__Exercise requirements__
Duplicate a passage from the recipe text-processing notebook below without any changes, starting at the words "punctuation = set(string.punctuation)" and stopping after the words "tokens = text.split()".

__Given text__

In [1]:
import csv
import nltk
import re
import string
from collections import defaultdict
from nltk.stem.porter import PorterStemmer

nltk.download('stopwords')

[nltk_data] Downloading package stopwords to /Users/jh/nltk_data...
[nltk_data]   Package stopwords is already up-to-date!


True

In [2]:
# ID Mapping
ridToIdx = {}
with open('Mapping_recipe_id.csv', mode='r', encoding='utf-8') as fr:
    reader = csv.DictReader(fr)
    for row in reader:
        ridToIdx[row['recipe_id']] = row['new_recipe_id']

uidToIdx = {}
with open('Mapping_user_id.csv', mode='r', encoding='utf-8') as fr:
    reader = csv.DictReader(fr)
    for row in reader:
        uidToIdx[row['user_id']] = row['new_user_id']

In [9]:
stop_words = set(nltk.corpus.stopwords.words('english'))
punctuation = set(string.punctuation)
stemmer = PorterStemmer()

In [11]:
# Text Preprocessing
def preprocess_text(text):
    text = ''.join([c.lower() if c not in punctuation else ' ' for c in text])
    tokens = text.split()
    tokens = [stemmer.stem(word) for word in tokens if word not in stop_words and not re.search(r'\d', word)]
    return ' '.join(tokens)

In [13]:
# Process RAW_recipes.csv
with open("RAW_recipes.csv", mode='r', encoding='utf-8') as fr, \
    open('RAW_recipes_textProc.csv', mode='w', encoding='utf-8', newline='') as fw:
    reader = csv.DictReader(fr)
    writer = csv.DictWriter(fw, fieldnames=reader.fieldnames)
    writer.writeheader()
    for row in reader:
        row['description'] = preprocess_text(row['description'])
        row['steps'] = preprocess_text(row['steps'])
        writer.writerow(row)

In [17]:
# Process RAW_interactions.csv
with open("RAW_interactions.csv", mode='r', encoding='utf-8') as fr, \
    open('RAW_interactions_textProc.csv', mode='w', encoding='utf-8', newline='') as fw:
    reader = csv.DictReader(fr)
    writer = csv.DictWriter(fw, fieldnames=reader.fieldnames)
    writer.writeheader()
    for row in reader:
        row['user_id'] = uidToIdx[row['user_id']]
        row['recipe_id'] = ridToIdx[row['recipe_id']]
        row['review'] = preprocess_text(row['review'])
        writer.writerow(row)

In [18]:
# Stem Word Mapping for Reviews
stemWords = {}
wIdx = 0
with open('RAW_interactions_textProc.csv', mode='r', encoding='utf-8') as fr:
    reader = csv.DictReader(fr)
    for row in reader:
        words = row['review'].split()
        for word in words:
            if word not in stemWords:
                stemWords[word] = [wIdx, 1]
                wIdx += 1
            else:
                stemWords[word][1] += 1

In [23]:
# Sort and Save Stem Word Statistics - Interactions
sorted_stemWords = sorted(stemWords.items(), key=lambda x: x[1][1], reverse=True)

with open('Stat_interaction_stemword.csv', mode='w', encoding='utf-8', newline='') as fw:
    fieldnames = ['word', 'word_id', 'frequency']
    writer = csv.DictWriter(fw, fieldnames=fieldnames)
    writer.writeheader()
    for word, values in sorted_stemWords:
        writer.writerow({'word': word, 'word_id': values[0], 'frequency': values[1]})

__Dataset entries__
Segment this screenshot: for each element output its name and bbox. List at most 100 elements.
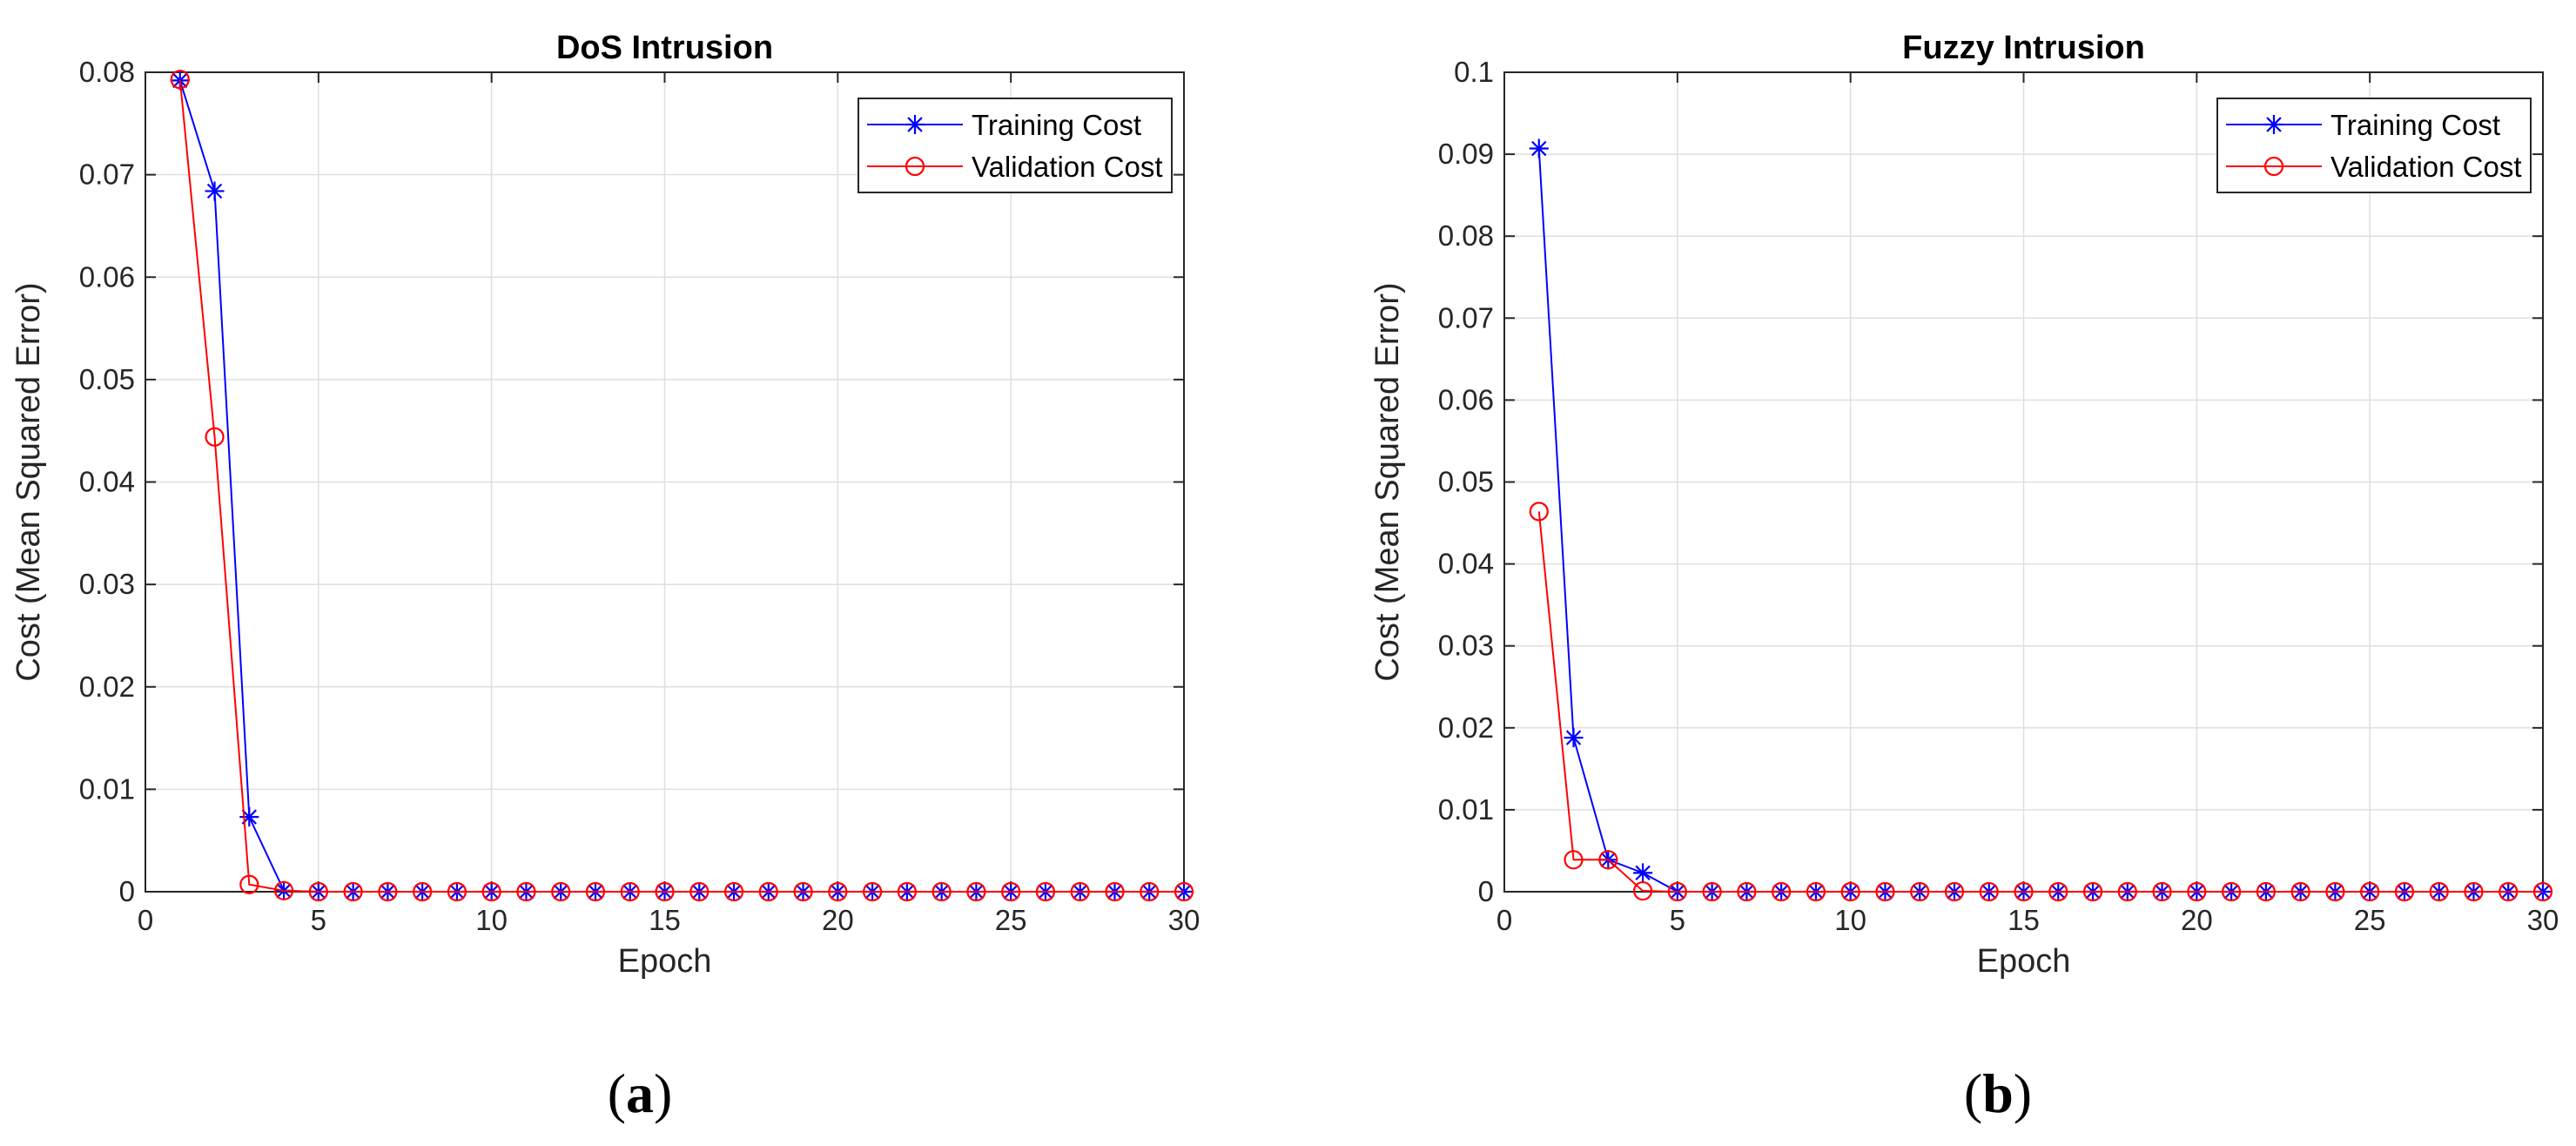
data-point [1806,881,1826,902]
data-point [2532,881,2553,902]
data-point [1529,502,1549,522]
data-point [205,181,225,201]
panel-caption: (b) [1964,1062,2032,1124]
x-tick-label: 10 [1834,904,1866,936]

__The completed task__
punctuation = set(string.punctuation)
stemmer = PorterStemmer()

In [11]:
# Text Preprocessing
def preprocess_text(text):
    text = ''.join([c.lower() if c not in punctuation else ' ' for c in text])
    tokens = text.split()